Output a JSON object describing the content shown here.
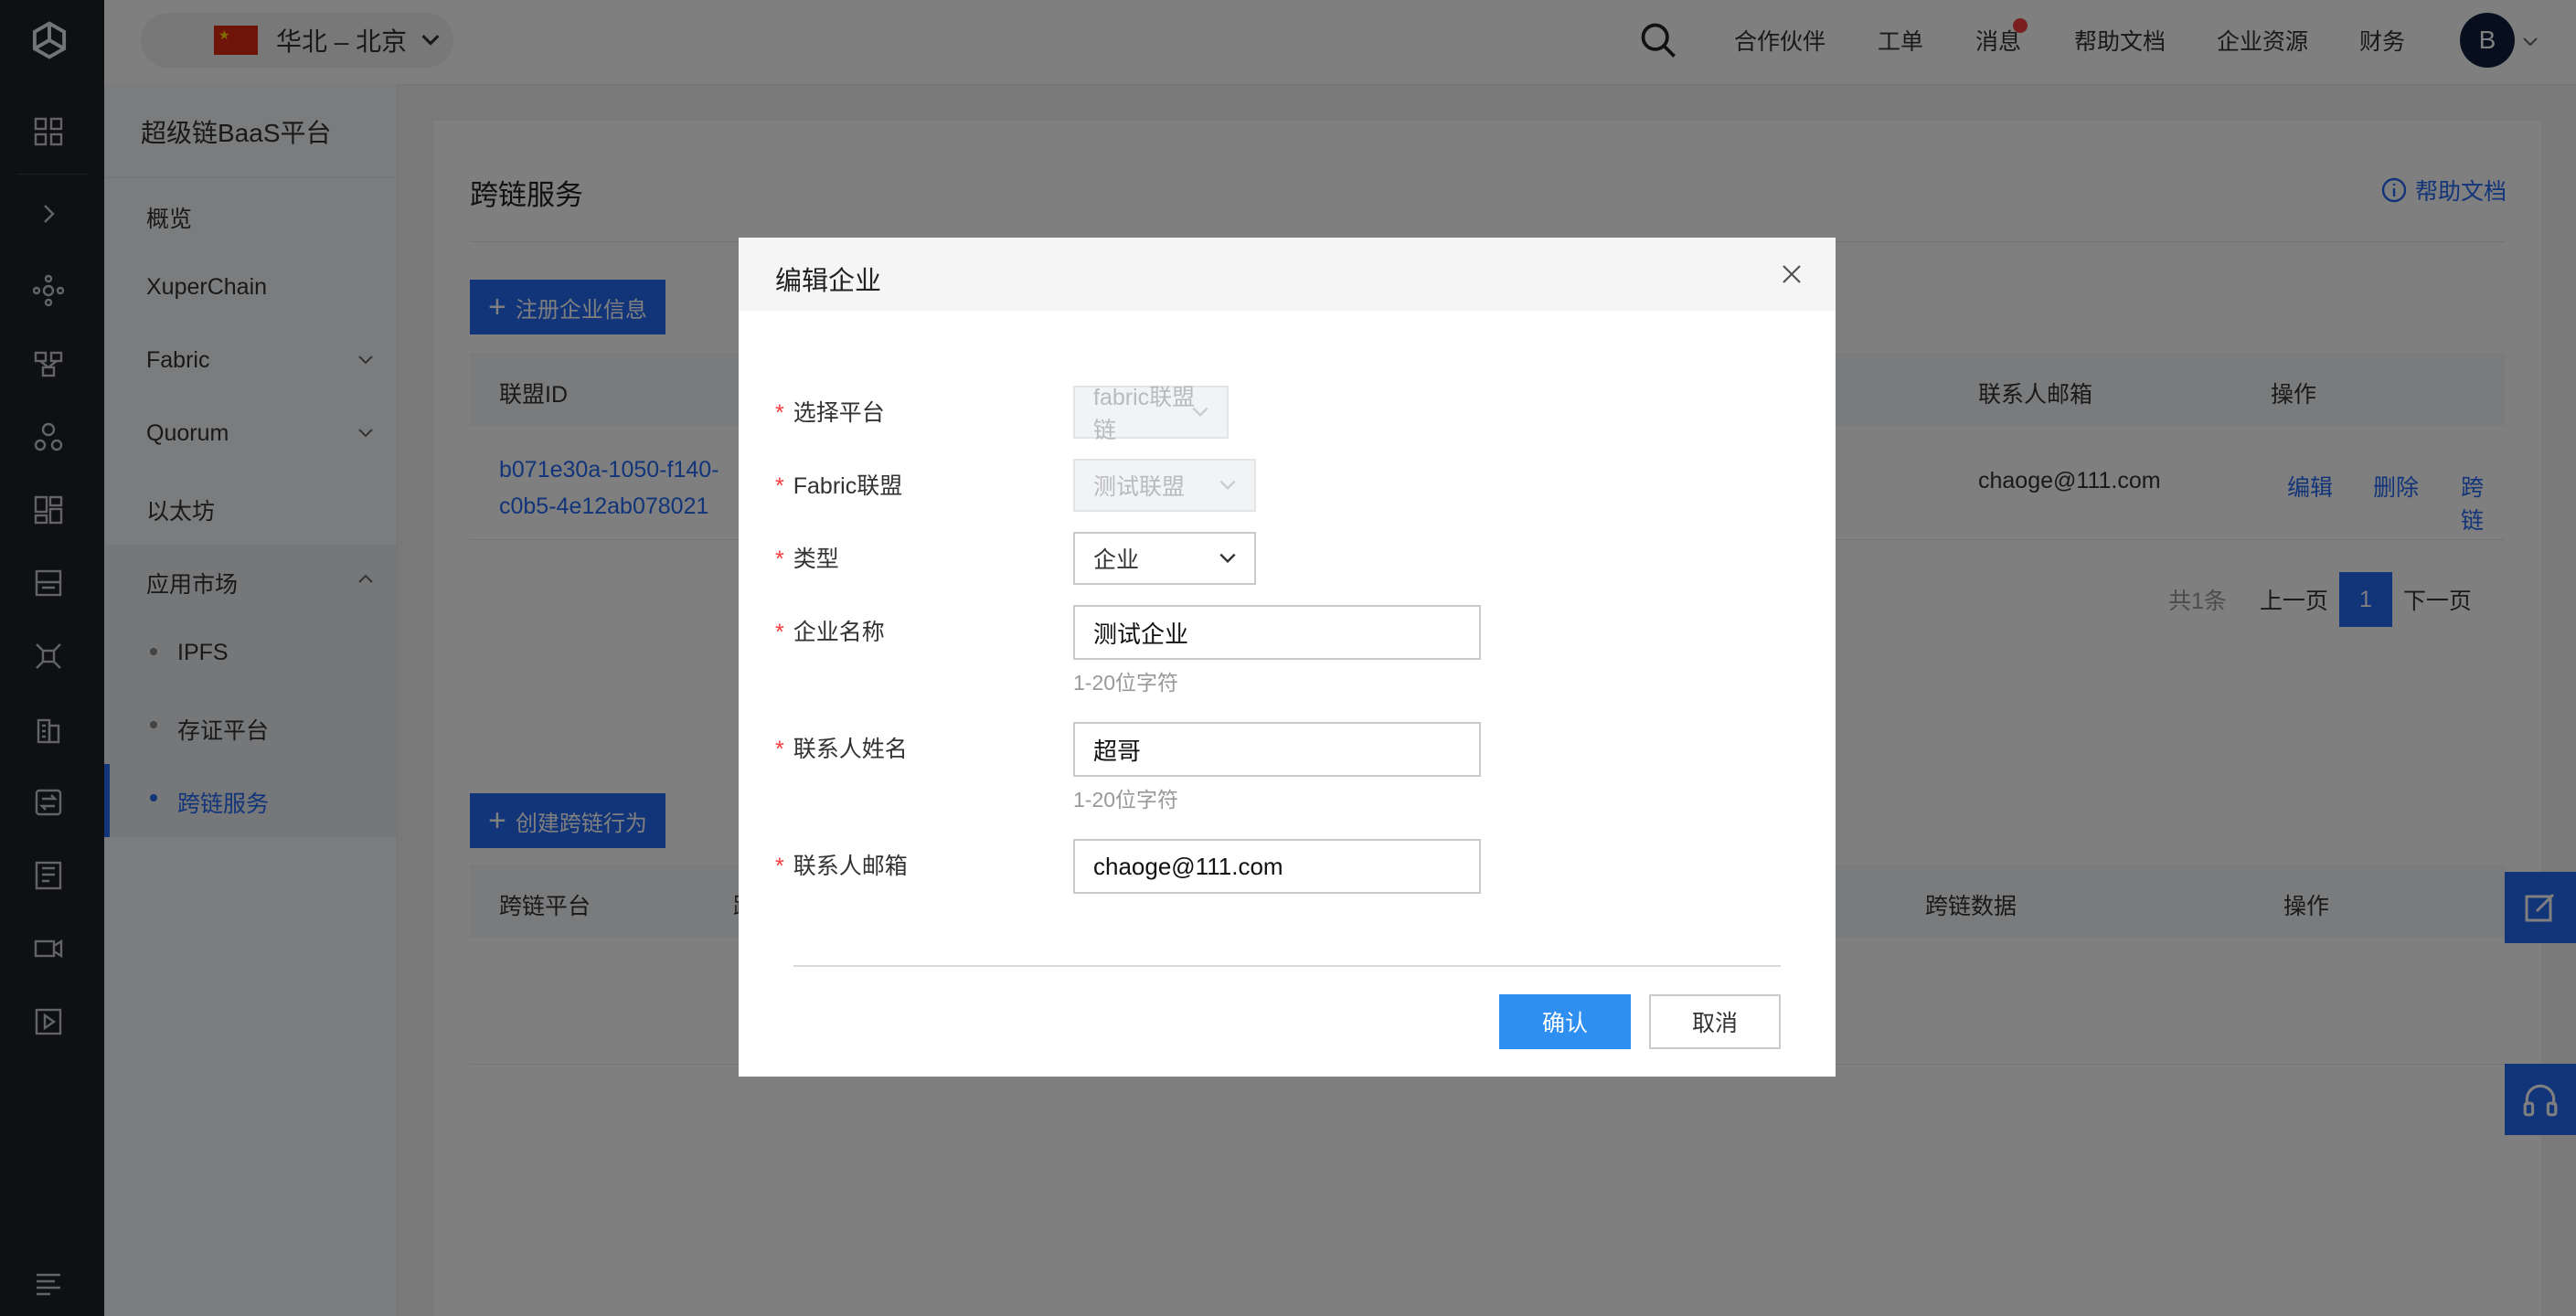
{
  "colors": {
    "accent": "#2468f2",
    "rail_bg": "#1e2129",
    "required": "#f33e3e",
    "badge": "#f33e3e"
  },
  "topbar": {
    "region_label": "华北 – 北京",
    "links": [
      "合作伙伴",
      "工单",
      "消息",
      "帮助文档",
      "企业资源",
      "财务"
    ],
    "avatar_letter": "B"
  },
  "sidebar": {
    "title": "超级链BaaS平台",
    "items": [
      {
        "label": "概览"
      },
      {
        "label": "XuperChain"
      },
      {
        "label": "Fabric"
      },
      {
        "label": "Quorum"
      },
      {
        "label": "以太坊"
      },
      {
        "label": "应用市场"
      }
    ],
    "subitems": [
      {
        "label": "IPFS"
      },
      {
        "label": "存证平台"
      },
      {
        "label": "跨链服务"
      }
    ]
  },
  "page": {
    "title": "跨链服务",
    "help_link": "帮助文档",
    "register_button": "注册企业信息",
    "table1": {
      "headers": [
        "联盟ID",
        "联系人邮箱",
        "操作"
      ],
      "row": {
        "id_line1": "b071e30a-1050-f140-",
        "id_line2": "c0b5-4e12ab078021",
        "email": "chaoge@111.com",
        "actions": [
          "编辑",
          "删除",
          "跨链"
        ]
      }
    },
    "pagination": {
      "total": "共1条",
      "prev": "上一页",
      "current": "1",
      "next": "下一页"
    },
    "create_button": "创建跨链行为",
    "table2": {
      "headers": [
        "跨链平台",
        "跨链数据",
        "操作"
      ],
      "partial_header": "跨"
    }
  },
  "modal": {
    "title": "编辑企业",
    "fields": {
      "platform": {
        "label": "选择平台",
        "value": "fabric联盟链"
      },
      "alliance": {
        "label": "Fabric联盟",
        "value": "测试联盟"
      },
      "type": {
        "label": "类型",
        "value": "企业"
      },
      "company": {
        "label": "企业名称",
        "value": "测试企业",
        "hint": "1-20位字符"
      },
      "contact": {
        "label": "联系人姓名",
        "value": "超哥",
        "hint": "1-20位字符"
      },
      "email": {
        "label": "联系人邮箱",
        "value": "chaoge@111.com"
      }
    },
    "confirm_label": "确认",
    "cancel_label": "取消"
  }
}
—————
In the listing, find every line with the word "title" and state how many there are, nothing more.

3